▶ **TASK INPUT**:
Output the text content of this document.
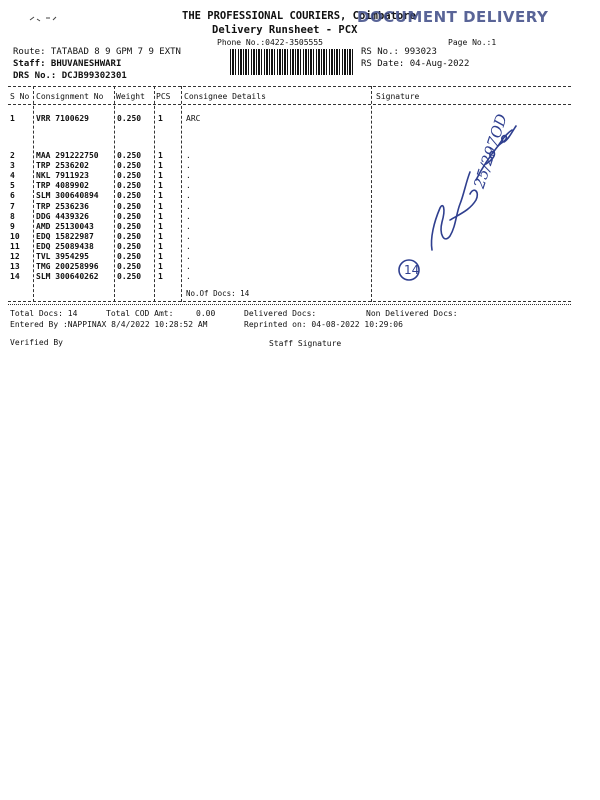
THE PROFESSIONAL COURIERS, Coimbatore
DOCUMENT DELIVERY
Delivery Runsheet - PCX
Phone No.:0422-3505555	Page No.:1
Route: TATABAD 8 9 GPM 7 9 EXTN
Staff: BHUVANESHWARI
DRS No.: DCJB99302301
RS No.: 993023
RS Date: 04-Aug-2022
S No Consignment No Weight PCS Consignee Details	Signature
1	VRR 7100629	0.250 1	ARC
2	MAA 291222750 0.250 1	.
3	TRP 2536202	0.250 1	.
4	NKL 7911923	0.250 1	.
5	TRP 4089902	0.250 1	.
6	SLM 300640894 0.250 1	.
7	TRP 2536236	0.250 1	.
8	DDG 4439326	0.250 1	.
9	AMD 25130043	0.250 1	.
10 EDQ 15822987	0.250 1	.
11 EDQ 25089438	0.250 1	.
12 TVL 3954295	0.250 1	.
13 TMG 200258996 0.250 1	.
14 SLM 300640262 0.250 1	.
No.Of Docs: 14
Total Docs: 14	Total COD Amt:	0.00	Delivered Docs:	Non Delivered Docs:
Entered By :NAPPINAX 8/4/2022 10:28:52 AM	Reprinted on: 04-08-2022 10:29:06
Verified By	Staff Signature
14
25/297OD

--

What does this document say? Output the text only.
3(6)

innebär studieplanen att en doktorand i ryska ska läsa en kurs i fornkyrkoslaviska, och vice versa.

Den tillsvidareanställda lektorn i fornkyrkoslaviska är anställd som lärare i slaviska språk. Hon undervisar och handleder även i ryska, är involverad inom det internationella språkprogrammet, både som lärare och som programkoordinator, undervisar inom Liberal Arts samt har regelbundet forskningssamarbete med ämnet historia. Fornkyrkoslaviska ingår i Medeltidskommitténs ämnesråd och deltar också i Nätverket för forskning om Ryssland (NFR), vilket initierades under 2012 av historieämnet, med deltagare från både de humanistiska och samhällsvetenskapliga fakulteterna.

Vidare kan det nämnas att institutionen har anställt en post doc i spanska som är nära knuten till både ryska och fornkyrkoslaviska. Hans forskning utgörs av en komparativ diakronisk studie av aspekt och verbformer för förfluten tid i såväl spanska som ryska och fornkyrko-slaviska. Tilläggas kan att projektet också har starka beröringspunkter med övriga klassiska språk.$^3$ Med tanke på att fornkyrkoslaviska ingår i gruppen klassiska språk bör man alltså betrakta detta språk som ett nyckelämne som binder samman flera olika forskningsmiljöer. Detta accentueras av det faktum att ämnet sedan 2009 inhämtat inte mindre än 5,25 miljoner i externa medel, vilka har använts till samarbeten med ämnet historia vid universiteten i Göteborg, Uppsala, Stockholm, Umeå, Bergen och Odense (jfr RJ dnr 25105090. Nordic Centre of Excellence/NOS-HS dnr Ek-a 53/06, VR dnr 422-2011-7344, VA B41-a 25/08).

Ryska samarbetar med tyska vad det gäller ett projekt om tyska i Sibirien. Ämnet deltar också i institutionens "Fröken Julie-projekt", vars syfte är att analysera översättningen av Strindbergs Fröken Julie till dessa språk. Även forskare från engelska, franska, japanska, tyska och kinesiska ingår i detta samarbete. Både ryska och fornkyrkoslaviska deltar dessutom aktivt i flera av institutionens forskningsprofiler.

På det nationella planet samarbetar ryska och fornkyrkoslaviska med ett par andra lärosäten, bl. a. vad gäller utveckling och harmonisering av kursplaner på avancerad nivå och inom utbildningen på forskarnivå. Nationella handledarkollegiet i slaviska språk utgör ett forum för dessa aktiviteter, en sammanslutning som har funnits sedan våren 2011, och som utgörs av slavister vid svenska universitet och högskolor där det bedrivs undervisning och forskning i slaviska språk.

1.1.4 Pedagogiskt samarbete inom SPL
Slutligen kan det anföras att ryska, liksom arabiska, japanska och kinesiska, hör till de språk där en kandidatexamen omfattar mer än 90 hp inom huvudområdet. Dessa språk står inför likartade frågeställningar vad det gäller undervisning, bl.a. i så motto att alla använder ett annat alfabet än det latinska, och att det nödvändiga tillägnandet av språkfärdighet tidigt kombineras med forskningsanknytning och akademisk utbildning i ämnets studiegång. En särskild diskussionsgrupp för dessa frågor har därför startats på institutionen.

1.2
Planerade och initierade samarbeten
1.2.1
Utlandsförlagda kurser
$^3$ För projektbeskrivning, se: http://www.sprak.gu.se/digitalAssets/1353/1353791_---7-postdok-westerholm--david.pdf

==

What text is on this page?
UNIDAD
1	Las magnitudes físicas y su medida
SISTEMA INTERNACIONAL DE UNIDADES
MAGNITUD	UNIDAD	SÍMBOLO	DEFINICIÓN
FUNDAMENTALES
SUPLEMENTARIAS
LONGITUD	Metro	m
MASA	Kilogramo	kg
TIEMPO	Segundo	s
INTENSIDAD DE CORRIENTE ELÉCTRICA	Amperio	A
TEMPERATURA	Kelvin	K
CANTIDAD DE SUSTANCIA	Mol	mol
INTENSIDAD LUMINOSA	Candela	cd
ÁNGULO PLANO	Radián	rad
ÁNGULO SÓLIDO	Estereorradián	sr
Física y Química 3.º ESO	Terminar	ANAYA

▶ **THE REQUEST**:
Using the listing above, pick out each line that contains the word "Docs", then copy it.

▶ **COMPLETE ANSWER**:
No.Of Docs: 14
Total Docs: 14	Total COD Amt:	0.00	Delivered Docs:	Non Delivered Docs:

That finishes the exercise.